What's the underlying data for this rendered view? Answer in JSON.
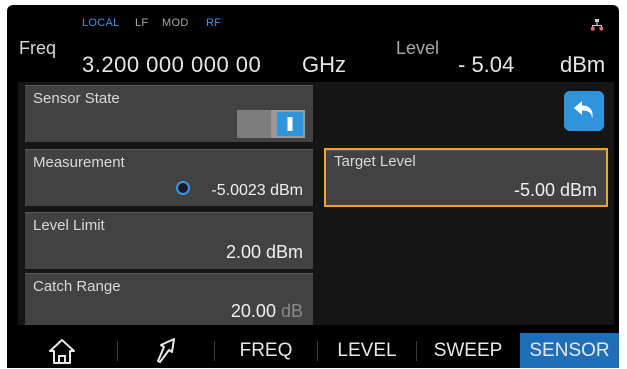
{
  "status": {
    "local": "LOCAL",
    "lf": "LF",
    "mod": "MOD",
    "rf": "RF"
  },
  "colors": {
    "active_blue": "#1f6fb8",
    "status_blue": "#3a97e8",
    "status_gray": "#a9a9a9",
    "target_border": "#f0a22c",
    "card_bg": "#424242"
  },
  "freq": {
    "label": "Freq",
    "value": "3.200 000 000 00",
    "unit": "GHz"
  },
  "level": {
    "label": "Level",
    "value": "- 5.04",
    "unit": "dBm"
  },
  "cards": {
    "sensor_state": {
      "title": "Sensor State",
      "toggle": "on"
    },
    "measurement": {
      "title": "Measurement",
      "value": "-5.0023 dBm"
    },
    "level_limit": {
      "title": "Level Limit",
      "value": "2.00 dBm"
    },
    "catch_range": {
      "title": "Catch Range",
      "value": "20.00",
      "unit": "dB"
    },
    "target_level": {
      "title": "Target Level",
      "value": "-5.00 dBm"
    }
  },
  "icons": {
    "network": "network-icon",
    "back": "back-arrow-icon",
    "home": "home-icon",
    "arrow": "diagonal-arrow-icon"
  },
  "nav": {
    "freq": "FREQ",
    "level": "LEVEL",
    "sweep": "SWEEP",
    "sensor": "SENSOR"
  }
}
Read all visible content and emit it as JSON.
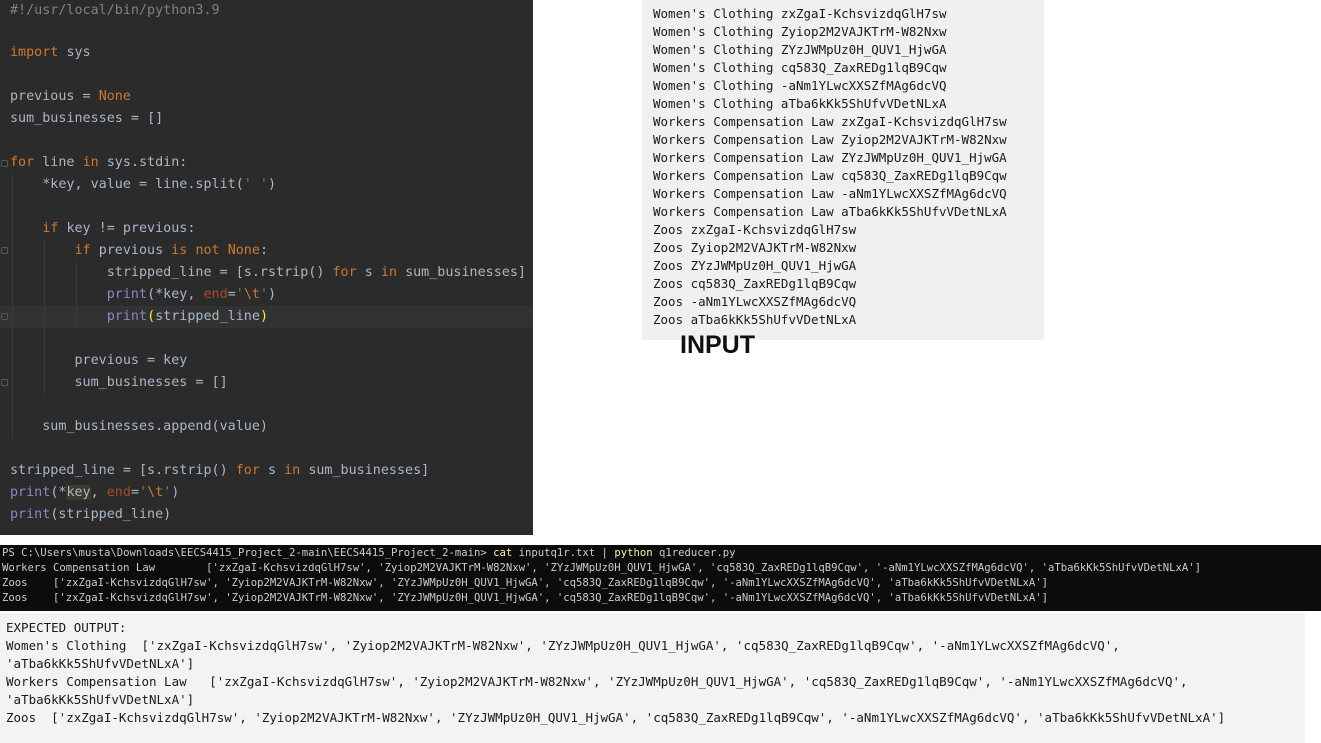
{
  "code": {
    "shebang": "#!/usr/local/bin/python3.9",
    "import_kw": "import",
    "import_mod": "sys",
    "prev_var": "previous",
    "eq": " = ",
    "none_kw": "None",
    "sum_var": "sum_businesses",
    "empty_list": "[]",
    "for_kw": "for",
    "line_var": "line",
    "in_kw": "in",
    "sys_stdin": "sys.stdin:",
    "split_line": "*key, value = line.split(",
    "split_arg": "' '",
    "close_paren": ")",
    "if_kw": "if",
    "key_ne_prev": "key != previous:",
    "is_kw": "is",
    "not_kw": "not",
    "colon": ":",
    "stripped_var": "stripped_line",
    "list_open": "[s.rstrip()",
    "s_var": "s",
    "sum_close": "sum_businesses]",
    "print_fn": "print",
    "star_key": "(*key, ",
    "end_kw": "end",
    "eq2": "=",
    "tab_open": "'",
    "tab_esc": "\\t",
    "tab_close": "'",
    "print_arg_open": "(",
    "stripped_arg": "stripped_line",
    "prev_eq_key": "previous = key",
    "append_line": "sum_businesses.append(value)",
    "star": "(*",
    "key_word": "key",
    "comma_sp": ", ",
    "print_stripped": "(stripped_line)"
  },
  "input_lines": [
    "Women's Clothing zxZgaI-KchsvizdqGlH7sw",
    "Women's Clothing Zyiop2M2VAJKTrM-W82Nxw",
    "Women's Clothing ZYzJWMpUz0H_QUV1_HjwGA",
    "Women's Clothing cq583Q_ZaxREDg1lqB9Cqw",
    "Women's Clothing -aNm1YLwcXXSZfMAg6dcVQ",
    "Women's Clothing aTba6kKk5ShUfvVDetNLxA",
    "Workers Compensation Law zxZgaI-KchsvizdqGlH7sw",
    "Workers Compensation Law Zyiop2M2VAJKTrM-W82Nxw",
    "Workers Compensation Law ZYzJWMpUz0H_QUV1_HjwGA",
    "Workers Compensation Law cq583Q_ZaxREDg1lqB9Cqw",
    "Workers Compensation Law -aNm1YLwcXXSZfMAg6dcVQ",
    "Workers Compensation Law aTba6kKk5ShUfvVDetNLxA",
    "Zoos zxZgaI-KchsvizdqGlH7sw",
    "Zoos Zyiop2M2VAJKTrM-W82Nxw",
    "Zoos ZYzJWMpUz0H_QUV1_HjwGA",
    "Zoos cq583Q_ZaxREDg1lqB9Cqw",
    "Zoos -aNm1YLwcXXSZfMAg6dcVQ",
    "Zoos aTba6kKk5ShUfvVDetNLxA"
  ],
  "input_label": "INPUT",
  "terminal": {
    "prompt": "PS C:\\Users\\musta\\Downloads\\EECS4415_Project_2-main\\EECS4415_Project_2-main> ",
    "cmd_cat": "cat",
    "cmd_file": " inputq1r.txt | ",
    "cmd_python": "python",
    "cmd_script": " q1reducer.py",
    "rows": [
      "Workers Compensation Law        ['zxZgaI-KchsvizdqGlH7sw', 'Zyiop2M2VAJKTrM-W82Nxw', 'ZYzJWMpUz0H_QUV1_HjwGA', 'cq583Q_ZaxREDg1lqB9Cqw', '-aNm1YLwcXXSZfMAg6dcVQ', 'aTba6kKk5ShUfvVDetNLxA']",
      "Zoos    ['zxZgaI-KchsvizdqGlH7sw', 'Zyiop2M2VAJKTrM-W82Nxw', 'ZYzJWMpUz0H_QUV1_HjwGA', 'cq583Q_ZaxREDg1lqB9Cqw', '-aNm1YLwcXXSZfMAg6dcVQ', 'aTba6kKk5ShUfvVDetNLxA']",
      "Zoos    ['zxZgaI-KchsvizdqGlH7sw', 'Zyiop2M2VAJKTrM-W82Nxw', 'ZYzJWMpUz0H_QUV1_HjwGA', 'cq583Q_ZaxREDg1lqB9Cqw', '-aNm1YLwcXXSZfMAg6dcVQ', 'aTba6kKk5ShUfvVDetNLxA']"
    ]
  },
  "expected": {
    "heading": "EXPECTED OUTPUT:",
    "lines": [
      "Women's Clothing  ['zxZgaI-KchsvizdqGlH7sw', 'Zyiop2M2VAJKTrM-W82Nxw', 'ZYzJWMpUz0H_QUV1_HjwGA', 'cq583Q_ZaxREDg1lqB9Cqw', '-aNm1YLwcXXSZfMAg6dcVQ',",
      "'aTba6kKk5ShUfvVDetNLxA']",
      "Workers Compensation Law   ['zxZgaI-KchsvizdqGlH7sw', 'Zyiop2M2VAJKTrM-W82Nxw', 'ZYzJWMpUz0H_QUV1_HjwGA', 'cq583Q_ZaxREDg1lqB9Cqw', '-aNm1YLwcXXSZfMAg6dcVQ',",
      "'aTba6kKk5ShUfvVDetNLxA']",
      "Zoos  ['zxZgaI-KchsvizdqGlH7sw', 'Zyiop2M2VAJKTrM-W82Nxw', 'ZYzJWMpUz0H_QUV1_HjwGA', 'cq583Q_ZaxREDg1lqB9Cqw', '-aNm1YLwcXXSZfMAg6dcVQ', 'aTba6kKk5ShUfvVDetNLxA']"
    ]
  },
  "colors": {
    "editor_bg": "#2b2b2b",
    "keyword": "#cc7832",
    "builtin": "#8888c6",
    "string": "#6a8759",
    "param": "#aa4926",
    "comment": "#808080",
    "terminal_bg": "#0c0c0c",
    "terminal_cmd": "#f9f1a5"
  }
}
☆ ☆ ☆ ☆
## TASK DETAILS
Copy the data character for character, but drop all pictures from the copy.

## RESPONSE TO THE EXERCISE
What's the underlying data for this rendered view? Answer in JSON.
{
  "status": {
    "local": "LOCAL",
    "lf": "LF",
    "mod": "MOD",
    "rf": "RF"
  },
  "colors": {
    "active_blue": "#1f6fb8",
    "status_blue": "#3a97e8",
    "status_gray": "#a9a9a9",
    "target_border": "#f0a22c",
    "card_bg": "#424242"
  },
  "freq": {
    "label": "Freq",
    "value": "3.200 000 000 00",
    "unit": "GHz"
  },
  "level": {
    "label": "Level",
    "value": "- 5.04",
    "unit": "dBm"
  },
  "cards": {
    "sensor_state": {
      "title": "Sensor State",
      "toggle": "on"
    },
    "measurement": {
      "title": "Measurement",
      "value": "-5.0023 dBm"
    },
    "level_limit": {
      "title": "Level Limit",
      "value": "2.00 dBm"
    },
    "catch_range": {
      "title": "Catch Range",
      "value": "20.00",
      "unit": "dB"
    },
    "target_level": {
      "title": "Target Level",
      "value": "-5.00 dBm"
    }
  },
  "icons": {
    "network": "network-icon",
    "back": "back-arrow-icon",
    "home": "home-icon",
    "arrow": "diagonal-arrow-icon"
  },
  "nav": {
    "freq": "FREQ",
    "level": "LEVEL",
    "sweep": "SWEEP",
    "sensor": "SENSOR"
  }
}
Read all visible content and emit it as JSON.
{
  "code": {
    "shebang": "#!/usr/local/bin/python3.9",
    "import_kw": "import",
    "import_mod": "sys",
    "prev_var": "previous",
    "eq": " = ",
    "none_kw": "None",
    "sum_var": "sum_businesses",
    "empty_list": "[]",
    "for_kw": "for",
    "line_var": "line",
    "in_kw": "in",
    "sys_stdin": "sys.stdin:",
    "split_line": "*key, value = line.split(",
    "split_arg": "' '",
    "close_paren": ")",
    "if_kw": "if",
    "key_ne_prev": "key != previous:",
    "is_kw": "is",
    "not_kw": "not",
    "colon": ":",
    "stripped_var": "stripped_line",
    "list_open": "[s.rstrip()",
    "s_var": "s",
    "sum_close": "sum_businesses]",
    "print_fn": "print",
    "star_key": "(*key, ",
    "end_kw": "end",
    "eq2": "=",
    "tab_open": "'",
    "tab_esc": "\\t",
    "tab_close": "'",
    "print_arg_open": "(",
    "stripped_arg": "stripped_line",
    "prev_eq_key": "previous = key",
    "append_line": "sum_businesses.append(value)",
    "star": "(*",
    "key_word": "key",
    "comma_sp": ", ",
    "print_stripped": "(stripped_line)"
  },
  "input_lines": [
    "Women's Clothing zxZgaI-KchsvizdqGlH7sw",
    "Women's Clothing Zyiop2M2VAJKTrM-W82Nxw",
    "Women's Clothing ZYzJWMpUz0H_QUV1_HjwGA",
    "Women's Clothing cq583Q_ZaxREDg1lqB9Cqw",
    "Women's Clothing -aNm1YLwcXXSZfMAg6dcVQ",
    "Women's Clothing aTba6kKk5ShUfvVDetNLxA",
    "Workers Compensation Law zxZgaI-KchsvizdqGlH7sw",
    "Workers Compensation Law Zyiop2M2VAJKTrM-W82Nxw",
    "Workers Compensation Law ZYzJWMpUz0H_QUV1_HjwGA",
    "Workers Compensation Law cq583Q_ZaxREDg1lqB9Cqw",
    "Workers Compensation Law -aNm1YLwcXXSZfMAg6dcVQ",
    "Workers Compensation Law aTba6kKk5ShUfvVDetNLxA",
    "Zoos zxZgaI-KchsvizdqGlH7sw",
    "Zoos Zyiop2M2VAJKTrM-W82Nxw",
    "Zoos ZYzJWMpUz0H_QUV1_HjwGA",
    "Zoos cq583Q_ZaxREDg1lqB9Cqw",
    "Zoos -aNm1YLwcXXSZfMAg6dcVQ",
    "Zoos aTba6kKk5ShUfvVDetNLxA"
  ],
  "input_label": "INPUT",
  "terminal": {
    "prompt": "PS C:\\Users\\musta\\Downloads\\EECS4415_Project_2-main\\EECS4415_Project_2-main> ",
    "cmd_cat": "cat",
    "cmd_file": " inputq1r.txt | ",
    "cmd_python": "python",
    "cmd_script": " q1reducer.py",
    "rows": [
      "Workers Compensation Law        ['zxZgaI-KchsvizdqGlH7sw', 'Zyiop2M2VAJKTrM-W82Nxw', 'ZYzJWMpUz0H_QUV1_HjwGA', 'cq583Q_ZaxREDg1lqB9Cqw', '-aNm1YLwcXXSZfMAg6dcVQ', 'aTba6kKk5ShUfvVDetNLxA']",
      "Zoos    ['zxZgaI-KchsvizdqGlH7sw', 'Zyiop2M2VAJKTrM-W82Nxw', 'ZYzJWMpUz0H_QUV1_HjwGA', 'cq583Q_ZaxREDg1lqB9Cqw', '-aNm1YLwcXXSZfMAg6dcVQ', 'aTba6kKk5ShUfvVDetNLxA']",
      "Zoos    ['zxZgaI-KchsvizdqGlH7sw', 'Zyiop2M2VAJKTrM-W82Nxw', 'ZYzJWMpUz0H_QUV1_HjwGA', 'cq583Q_ZaxREDg1lqB9Cqw', '-aNm1YLwcXXSZfMAg6dcVQ', 'aTba6kKk5ShUfvVDetNLxA']"
    ]
  },
  "expected": {
    "heading": "EXPECTED OUTPUT:",
    "lines": [
      "Women's Clothing  ['zxZgaI-KchsvizdqGlH7sw', 'Zyiop2M2VAJKTrM-W82Nxw', 'ZYzJWMpUz0H_QUV1_HjwGA', 'cq583Q_ZaxREDg1lqB9Cqw', '-aNm1YLwcXXSZfMAg6dcVQ',",
      "'aTba6kKk5ShUfvVDetNLxA']",
      "Workers Compensation Law   ['zxZgaI-KchsvizdqGlH7sw', 'Zyiop2M2VAJKTrM-W82Nxw', 'ZYzJWMpUz0H_QUV1_HjwGA', 'cq583Q_ZaxREDg1lqB9Cqw', '-aNm1YLwcXXSZfMAg6dcVQ',",
      "'aTba6kKk5ShUfvVDetNLxA']",
      "Zoos  ['zxZgaI-KchsvizdqGlH7sw', 'Zyiop2M2VAJKTrM-W82Nxw', 'ZYzJWMpUz0H_QUV1_HjwGA', 'cq583Q_ZaxREDg1lqB9Cqw', '-aNm1YLwcXXSZfMAg6dcVQ', 'aTba6kKk5ShUfvVDetNLxA']"
    ]
  },
  "colors": {
    "editor_bg": "#2b2b2b",
    "keyword": "#cc7832",
    "builtin": "#8888c6",
    "string": "#6a8759",
    "param": "#aa4926",
    "comment": "#808080",
    "terminal_bg": "#0c0c0c",
    "terminal_cmd": "#f9f1a5"
  }
}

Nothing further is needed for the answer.